··· Selected excerpt ···

D. J. Christian1, J. H. Swank2,

A. E. Szymkowiak2, and N. E. White3

1: Univ. of Maryland, 2: LHEA, 3: HEASARC



I. The SSS Instrument

The HEAO-2 (Einstein Observatory) Solid State Spectrometer (SSS) consists of a cryogenically cooled lithium-drifted Si(Li) detector at the focus of an X-ray imaging telescope. It subtends a six arc minute-diameter circular aperture and is slightly defocussed so that a point source is blurred to a radius of about one arc minute. The spectral resolution is noise-limited with a 160 eV full width half maximum, which is nearly energy independent over the sensitive energy range of 0.5 to 4.5 keV. Each photon is pulse height analyzed into one of 128 bins, each 45 eV wide. The SSS was operational between November 1978 and October 1979, and observed a wide range of sources including AGN, X-ray binaries, CVs, SNRs, stars, and clusters of galaxies. Detailed descriptions can be found in Holt (1976) and Joyce et al. (1978).

X-ray absorption in the Si(Li) detector generates electron-hole pairs which are collected in a charge sensitive circuit. The energy resolution of the detector depends on the variance in the amount of charge collected and noise in its electronic measurement. The variance in the amount of charge decreases if the detector is cooled to obtain the best energy resolution. The SSS was kept at 100 K by attaching it to a cold plate within a cryostat containing methane and ammonia. A time-dependent build-up of water ice on the detector surface occurred because of cryopumping of ambient outgassing material onto the 100 K detector. It was periodically defrosted by heating the detector to 220 K at the beginning of a series of three day observations. The cryogen was sufficient for 10 months operation, and was exhausted in October 1979, which effectively ended the useful life of the SSS.

II. The Detector Response

To compare the observed SSS spectra with the predictions of a model, the amount of ice on the detector needs to be taken into account, as well as the telescope area, absorption in the detector window, the response of the detector and electronic signal processing. The underlying detector response has many uncertainties, e.g., the telescope area was known from prelaunch calibrations to only 10% (Harnden et al. 1982). During the mission, multiple observations of the Crab Nebula were made to calibrate the response of the detector. The Einstein Observatory observing constraints limited Crab observations to a few weeks in March and September. An Fe55 calibration source provided on-board calibration of gain. During the mission, prelaunch estimates for some of the parameters were adjusted on the basis of the initial calibrations (Holt et al. 1979; Becker et al. 1979). The dominant calibration uncertainty is determining the functional form of the ice absorption and its time dependent increase after each defrost. There have been two efforts to understand the SSS response matrix. The first was made in 1979 shortly after launch, and the second in 1990.

···

◆ Problems ◆
**A)** Do these statements agree with the passage on the Einstein Observatory spectrometer? Answer yes or no for each one, and quote the words from the passage that decide it.
(i) The spectrometer was held at 100 K by fixing it to a cold plate.
(ii) Each photon is sorted into one of 256 bins.
(iii) The Crab Nebula could be observed at any time of year.
**B)** According to the passage on the Einstein Observatory spectrometer, what temperature was the detector heated to when it was defrosted?
**C)** Carry on the passage on the Einstein Observatory spectrometer, starting right after its last sentence.

··· Recorded data ···

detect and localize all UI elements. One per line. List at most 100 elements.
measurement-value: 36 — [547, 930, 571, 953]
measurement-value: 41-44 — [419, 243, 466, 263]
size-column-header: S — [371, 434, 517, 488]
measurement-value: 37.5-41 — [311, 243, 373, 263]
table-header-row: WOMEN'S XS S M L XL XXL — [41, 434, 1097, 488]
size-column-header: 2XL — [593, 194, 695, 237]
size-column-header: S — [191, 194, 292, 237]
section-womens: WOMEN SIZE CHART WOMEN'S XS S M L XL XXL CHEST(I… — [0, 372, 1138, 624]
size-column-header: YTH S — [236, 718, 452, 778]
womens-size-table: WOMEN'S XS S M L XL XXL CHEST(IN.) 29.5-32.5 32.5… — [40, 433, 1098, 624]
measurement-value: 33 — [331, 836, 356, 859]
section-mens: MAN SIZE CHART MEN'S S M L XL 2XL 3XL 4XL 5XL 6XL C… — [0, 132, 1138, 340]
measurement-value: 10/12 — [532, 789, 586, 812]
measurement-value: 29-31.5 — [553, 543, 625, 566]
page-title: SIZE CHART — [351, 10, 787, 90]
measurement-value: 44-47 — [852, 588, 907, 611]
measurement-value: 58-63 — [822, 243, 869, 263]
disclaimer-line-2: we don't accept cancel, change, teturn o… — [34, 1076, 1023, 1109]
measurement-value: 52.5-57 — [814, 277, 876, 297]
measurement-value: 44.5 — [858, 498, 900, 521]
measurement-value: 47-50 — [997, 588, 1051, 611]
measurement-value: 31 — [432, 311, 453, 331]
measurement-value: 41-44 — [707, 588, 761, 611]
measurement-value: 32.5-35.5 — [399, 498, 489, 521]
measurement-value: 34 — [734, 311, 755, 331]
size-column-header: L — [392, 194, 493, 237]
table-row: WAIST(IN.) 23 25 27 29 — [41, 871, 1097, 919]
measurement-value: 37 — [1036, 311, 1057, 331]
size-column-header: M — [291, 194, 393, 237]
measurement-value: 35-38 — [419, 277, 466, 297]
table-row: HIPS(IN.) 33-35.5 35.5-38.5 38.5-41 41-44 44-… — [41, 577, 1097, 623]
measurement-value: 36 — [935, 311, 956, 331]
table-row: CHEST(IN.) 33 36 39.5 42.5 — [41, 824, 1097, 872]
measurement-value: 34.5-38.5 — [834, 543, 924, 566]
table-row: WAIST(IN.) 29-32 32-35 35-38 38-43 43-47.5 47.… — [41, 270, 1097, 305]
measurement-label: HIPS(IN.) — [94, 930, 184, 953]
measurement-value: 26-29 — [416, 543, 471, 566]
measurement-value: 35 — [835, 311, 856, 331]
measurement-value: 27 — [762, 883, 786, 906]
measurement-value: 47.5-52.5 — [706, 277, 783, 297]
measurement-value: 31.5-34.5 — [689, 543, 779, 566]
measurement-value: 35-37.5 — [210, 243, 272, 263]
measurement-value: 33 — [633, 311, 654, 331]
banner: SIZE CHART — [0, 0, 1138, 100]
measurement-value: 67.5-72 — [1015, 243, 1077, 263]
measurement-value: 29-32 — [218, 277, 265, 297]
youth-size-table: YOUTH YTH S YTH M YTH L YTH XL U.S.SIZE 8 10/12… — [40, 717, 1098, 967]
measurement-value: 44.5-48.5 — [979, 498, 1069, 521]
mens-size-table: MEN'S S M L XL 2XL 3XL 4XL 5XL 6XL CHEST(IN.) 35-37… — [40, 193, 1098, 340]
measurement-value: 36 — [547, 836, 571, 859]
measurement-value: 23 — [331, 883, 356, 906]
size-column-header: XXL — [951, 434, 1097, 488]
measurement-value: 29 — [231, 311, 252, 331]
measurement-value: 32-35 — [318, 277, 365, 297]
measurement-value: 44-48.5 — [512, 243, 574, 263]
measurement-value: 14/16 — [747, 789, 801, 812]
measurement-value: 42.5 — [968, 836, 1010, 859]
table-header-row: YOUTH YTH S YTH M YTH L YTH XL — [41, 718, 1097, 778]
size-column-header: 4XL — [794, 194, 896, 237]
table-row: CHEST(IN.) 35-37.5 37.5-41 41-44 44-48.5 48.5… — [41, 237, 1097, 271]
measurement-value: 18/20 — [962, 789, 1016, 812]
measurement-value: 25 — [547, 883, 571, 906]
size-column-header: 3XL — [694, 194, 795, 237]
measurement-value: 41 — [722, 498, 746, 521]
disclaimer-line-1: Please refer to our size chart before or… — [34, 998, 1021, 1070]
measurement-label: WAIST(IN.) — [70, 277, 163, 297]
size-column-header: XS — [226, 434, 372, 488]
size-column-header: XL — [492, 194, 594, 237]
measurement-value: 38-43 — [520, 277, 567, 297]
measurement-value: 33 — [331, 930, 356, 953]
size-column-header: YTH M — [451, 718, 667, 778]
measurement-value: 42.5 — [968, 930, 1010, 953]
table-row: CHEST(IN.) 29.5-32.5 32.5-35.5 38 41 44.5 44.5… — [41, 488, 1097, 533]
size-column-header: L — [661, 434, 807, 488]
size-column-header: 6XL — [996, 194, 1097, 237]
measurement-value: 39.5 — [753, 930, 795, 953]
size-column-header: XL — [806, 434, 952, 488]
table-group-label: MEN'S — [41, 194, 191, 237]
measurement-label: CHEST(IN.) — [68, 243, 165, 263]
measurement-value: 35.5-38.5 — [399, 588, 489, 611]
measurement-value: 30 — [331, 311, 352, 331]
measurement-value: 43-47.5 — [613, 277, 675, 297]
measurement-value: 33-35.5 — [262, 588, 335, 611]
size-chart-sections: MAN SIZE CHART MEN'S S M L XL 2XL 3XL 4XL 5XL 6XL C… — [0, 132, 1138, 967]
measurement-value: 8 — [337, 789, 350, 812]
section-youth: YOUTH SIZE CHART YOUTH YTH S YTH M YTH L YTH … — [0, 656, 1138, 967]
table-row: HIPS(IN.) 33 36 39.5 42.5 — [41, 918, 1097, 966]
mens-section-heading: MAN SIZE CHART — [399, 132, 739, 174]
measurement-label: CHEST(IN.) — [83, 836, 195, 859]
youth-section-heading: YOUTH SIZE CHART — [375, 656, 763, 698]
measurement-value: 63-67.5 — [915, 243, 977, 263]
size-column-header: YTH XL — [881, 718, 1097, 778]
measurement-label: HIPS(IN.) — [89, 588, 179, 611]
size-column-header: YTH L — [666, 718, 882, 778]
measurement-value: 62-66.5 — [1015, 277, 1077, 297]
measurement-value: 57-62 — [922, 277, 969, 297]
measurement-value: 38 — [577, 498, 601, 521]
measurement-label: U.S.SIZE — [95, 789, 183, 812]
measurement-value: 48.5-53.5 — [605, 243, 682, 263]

···

◆ Answers to the tasks ◆
**A)**
(i) Yes: "The SSS was kept at 100 K by attaching it to a cold plate within a cryostat containing methane and ammonia."
(ii) No: "Each photon is pulse height analyzed into one of 128 bins, each 45 eV wide."
(iii) No: "The Einstein Observatory observing constraints limited Crab observations to a few weeks in March and September."

**B)** 220 K

**C)**
A. The 1979 Calibration

Following launch, observations of bright X-ray sources showed the low energy response to be much lower than expected, and indicated that the detector was covered by a layer of water ice. A heater on the cold plate allowed the detector to be defrosted, and an observation immediately after defrost confirmed that water ice was reduced, but that it also built up rapidly again within 12-24 hours. This was attributed to residual water present in multi-layer insulation (MLI) within the cryostat outer shell (the MLI was designed to prolong the lifetime of the cryogens). Molecules hitting the detector surface, the coldest surface in the enclosure, tended to stick and build up a layer of ice. However, as more defrosts were performed, it was found that after each defrost the total amount of ice that returned decreased. There was a small opening in the cryostat to the vacuum of space and after every defrost a fraction of water ice escaped. By the end of the 10 months of operation the ice had been reduced to close to zero.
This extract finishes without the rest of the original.